TASK OBJECTIVE:
Leave out the pictures, then reproduce the rest of the material exactly.
# INPUT DATA start
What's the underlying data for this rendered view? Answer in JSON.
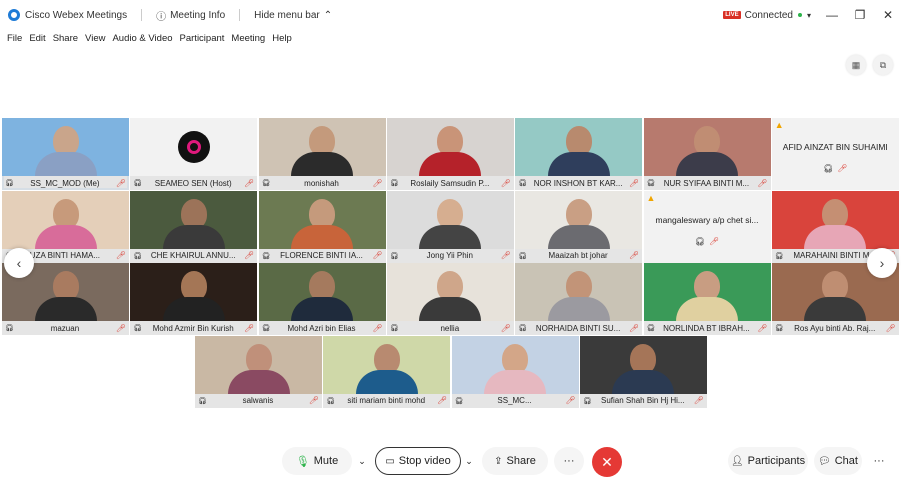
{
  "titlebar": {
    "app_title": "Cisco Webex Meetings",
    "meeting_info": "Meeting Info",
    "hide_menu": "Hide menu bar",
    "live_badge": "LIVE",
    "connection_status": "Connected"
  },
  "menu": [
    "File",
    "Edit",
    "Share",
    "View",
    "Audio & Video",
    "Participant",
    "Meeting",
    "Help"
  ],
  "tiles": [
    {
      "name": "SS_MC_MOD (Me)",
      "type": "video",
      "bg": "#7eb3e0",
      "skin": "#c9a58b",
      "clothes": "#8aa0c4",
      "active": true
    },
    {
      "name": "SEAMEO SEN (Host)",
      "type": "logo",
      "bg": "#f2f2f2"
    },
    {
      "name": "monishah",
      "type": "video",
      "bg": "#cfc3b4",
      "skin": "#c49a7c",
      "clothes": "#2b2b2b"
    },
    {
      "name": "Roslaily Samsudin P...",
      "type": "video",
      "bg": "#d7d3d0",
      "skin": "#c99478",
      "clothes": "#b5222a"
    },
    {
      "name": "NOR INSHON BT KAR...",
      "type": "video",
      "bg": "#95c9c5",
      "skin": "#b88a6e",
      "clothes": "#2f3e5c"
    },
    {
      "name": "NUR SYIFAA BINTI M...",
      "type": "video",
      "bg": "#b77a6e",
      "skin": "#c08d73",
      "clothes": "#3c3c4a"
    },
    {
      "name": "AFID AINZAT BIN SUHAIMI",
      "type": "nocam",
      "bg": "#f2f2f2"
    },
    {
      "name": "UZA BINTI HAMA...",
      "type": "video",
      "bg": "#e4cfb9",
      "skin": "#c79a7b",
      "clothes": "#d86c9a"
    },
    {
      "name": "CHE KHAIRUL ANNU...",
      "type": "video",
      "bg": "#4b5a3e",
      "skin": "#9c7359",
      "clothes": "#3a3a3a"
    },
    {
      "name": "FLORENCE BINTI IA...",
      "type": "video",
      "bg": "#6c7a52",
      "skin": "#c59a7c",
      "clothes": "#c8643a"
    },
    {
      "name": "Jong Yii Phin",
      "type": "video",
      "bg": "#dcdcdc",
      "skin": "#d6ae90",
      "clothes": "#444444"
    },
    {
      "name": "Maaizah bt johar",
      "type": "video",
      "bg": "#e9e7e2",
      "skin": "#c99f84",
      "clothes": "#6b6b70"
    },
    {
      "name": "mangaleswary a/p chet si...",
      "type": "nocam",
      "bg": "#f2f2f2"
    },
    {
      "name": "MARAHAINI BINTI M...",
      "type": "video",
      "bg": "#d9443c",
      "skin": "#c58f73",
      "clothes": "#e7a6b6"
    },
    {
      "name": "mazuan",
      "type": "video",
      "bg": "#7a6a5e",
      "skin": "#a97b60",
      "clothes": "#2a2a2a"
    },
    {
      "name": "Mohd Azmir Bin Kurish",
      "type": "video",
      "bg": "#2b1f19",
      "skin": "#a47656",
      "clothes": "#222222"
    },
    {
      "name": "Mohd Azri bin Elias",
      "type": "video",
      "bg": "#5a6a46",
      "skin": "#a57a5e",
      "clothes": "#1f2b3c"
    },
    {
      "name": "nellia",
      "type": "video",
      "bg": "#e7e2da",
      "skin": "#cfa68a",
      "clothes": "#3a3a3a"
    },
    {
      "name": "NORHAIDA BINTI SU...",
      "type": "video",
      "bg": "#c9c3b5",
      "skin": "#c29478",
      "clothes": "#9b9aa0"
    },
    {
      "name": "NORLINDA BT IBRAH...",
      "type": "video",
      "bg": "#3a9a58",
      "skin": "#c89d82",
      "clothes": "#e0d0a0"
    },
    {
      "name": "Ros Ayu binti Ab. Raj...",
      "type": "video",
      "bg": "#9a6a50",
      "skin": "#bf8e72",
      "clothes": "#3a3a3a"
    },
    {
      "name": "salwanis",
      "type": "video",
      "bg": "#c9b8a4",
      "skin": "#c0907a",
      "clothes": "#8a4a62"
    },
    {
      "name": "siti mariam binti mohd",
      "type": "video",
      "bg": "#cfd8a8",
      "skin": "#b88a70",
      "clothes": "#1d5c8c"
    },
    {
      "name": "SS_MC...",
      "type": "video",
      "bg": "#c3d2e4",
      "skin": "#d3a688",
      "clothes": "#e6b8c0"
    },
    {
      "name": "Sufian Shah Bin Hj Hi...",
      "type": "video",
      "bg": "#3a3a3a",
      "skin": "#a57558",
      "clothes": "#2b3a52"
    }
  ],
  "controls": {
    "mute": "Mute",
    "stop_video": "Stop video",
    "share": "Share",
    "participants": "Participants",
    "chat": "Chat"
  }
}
# INPUT DATA end
SOLUTION TO THE EXERCISE:
What's the underlying data for this rendered view? Answer in JSON.
{
  "titlebar": {
    "app_title": "Cisco Webex Meetings",
    "meeting_info": "Meeting Info",
    "hide_menu": "Hide menu bar",
    "live_badge": "LIVE",
    "connection_status": "Connected"
  },
  "menu": [
    "File",
    "Edit",
    "Share",
    "View",
    "Audio & Video",
    "Participant",
    "Meeting",
    "Help"
  ],
  "tiles": [
    {
      "name": "SS_MC_MOD (Me)",
      "type": "video",
      "bg": "#7eb3e0",
      "skin": "#c9a58b",
      "clothes": "#8aa0c4",
      "active": true
    },
    {
      "name": "SEAMEO SEN (Host)",
      "type": "logo",
      "bg": "#f2f2f2"
    },
    {
      "name": "monishah",
      "type": "video",
      "bg": "#cfc3b4",
      "skin": "#c49a7c",
      "clothes": "#2b2b2b"
    },
    {
      "name": "Roslaily Samsudin P...",
      "type": "video",
      "bg": "#d7d3d0",
      "skin": "#c99478",
      "clothes": "#b5222a"
    },
    {
      "name": "NOR INSHON BT KAR...",
      "type": "video",
      "bg": "#95c9c5",
      "skin": "#b88a6e",
      "clothes": "#2f3e5c"
    },
    {
      "name": "NUR SYIFAA BINTI M...",
      "type": "video",
      "bg": "#b77a6e",
      "skin": "#c08d73",
      "clothes": "#3c3c4a"
    },
    {
      "name": "AFID AINZAT BIN SUHAIMI",
      "type": "nocam",
      "bg": "#f2f2f2"
    },
    {
      "name": "UZA BINTI HAMA...",
      "type": "video",
      "bg": "#e4cfb9",
      "skin": "#c79a7b",
      "clothes": "#d86c9a"
    },
    {
      "name": "CHE KHAIRUL ANNU...",
      "type": "video",
      "bg": "#4b5a3e",
      "skin": "#9c7359",
      "clothes": "#3a3a3a"
    },
    {
      "name": "FLORENCE BINTI IA...",
      "type": "video",
      "bg": "#6c7a52",
      "skin": "#c59a7c",
      "clothes": "#c8643a"
    },
    {
      "name": "Jong Yii Phin",
      "type": "video",
      "bg": "#dcdcdc",
      "skin": "#d6ae90",
      "clothes": "#444444"
    },
    {
      "name": "Maaizah bt johar",
      "type": "video",
      "bg": "#e9e7e2",
      "skin": "#c99f84",
      "clothes": "#6b6b70"
    },
    {
      "name": "mangaleswary a/p chet si...",
      "type": "nocam",
      "bg": "#f2f2f2"
    },
    {
      "name": "MARAHAINI BINTI M...",
      "type": "video",
      "bg": "#d9443c",
      "skin": "#c58f73",
      "clothes": "#e7a6b6"
    },
    {
      "name": "mazuan",
      "type": "video",
      "bg": "#7a6a5e",
      "skin": "#a97b60",
      "clothes": "#2a2a2a"
    },
    {
      "name": "Mohd Azmir Bin Kurish",
      "type": "video",
      "bg": "#2b1f19",
      "skin": "#a47656",
      "clothes": "#222222"
    },
    {
      "name": "Mohd Azri bin Elias",
      "type": "video",
      "bg": "#5a6a46",
      "skin": "#a57a5e",
      "clothes": "#1f2b3c"
    },
    {
      "name": "nellia",
      "type": "video",
      "bg": "#e7e2da",
      "skin": "#cfa68a",
      "clothes": "#3a3a3a"
    },
    {
      "name": "NORHAIDA BINTI SU...",
      "type": "video",
      "bg": "#c9c3b5",
      "skin": "#c29478",
      "clothes": "#9b9aa0"
    },
    {
      "name": "NORLINDA BT IBRAH...",
      "type": "video",
      "bg": "#3a9a58",
      "skin": "#c89d82",
      "clothes": "#e0d0a0"
    },
    {
      "name": "Ros Ayu binti Ab. Raj...",
      "type": "video",
      "bg": "#9a6a50",
      "skin": "#bf8e72",
      "clothes": "#3a3a3a"
    },
    {
      "name": "salwanis",
      "type": "video",
      "bg": "#c9b8a4",
      "skin": "#c0907a",
      "clothes": "#8a4a62"
    },
    {
      "name": "siti mariam binti mohd",
      "type": "video",
      "bg": "#cfd8a8",
      "skin": "#b88a70",
      "clothes": "#1d5c8c"
    },
    {
      "name": "SS_MC...",
      "type": "video",
      "bg": "#c3d2e4",
      "skin": "#d3a688",
      "clothes": "#e6b8c0"
    },
    {
      "name": "Sufian Shah Bin Hj Hi...",
      "type": "video",
      "bg": "#3a3a3a",
      "skin": "#a57558",
      "clothes": "#2b3a52"
    }
  ],
  "controls": {
    "mute": "Mute",
    "stop_video": "Stop video",
    "share": "Share",
    "participants": "Participants",
    "chat": "Chat"
  }
}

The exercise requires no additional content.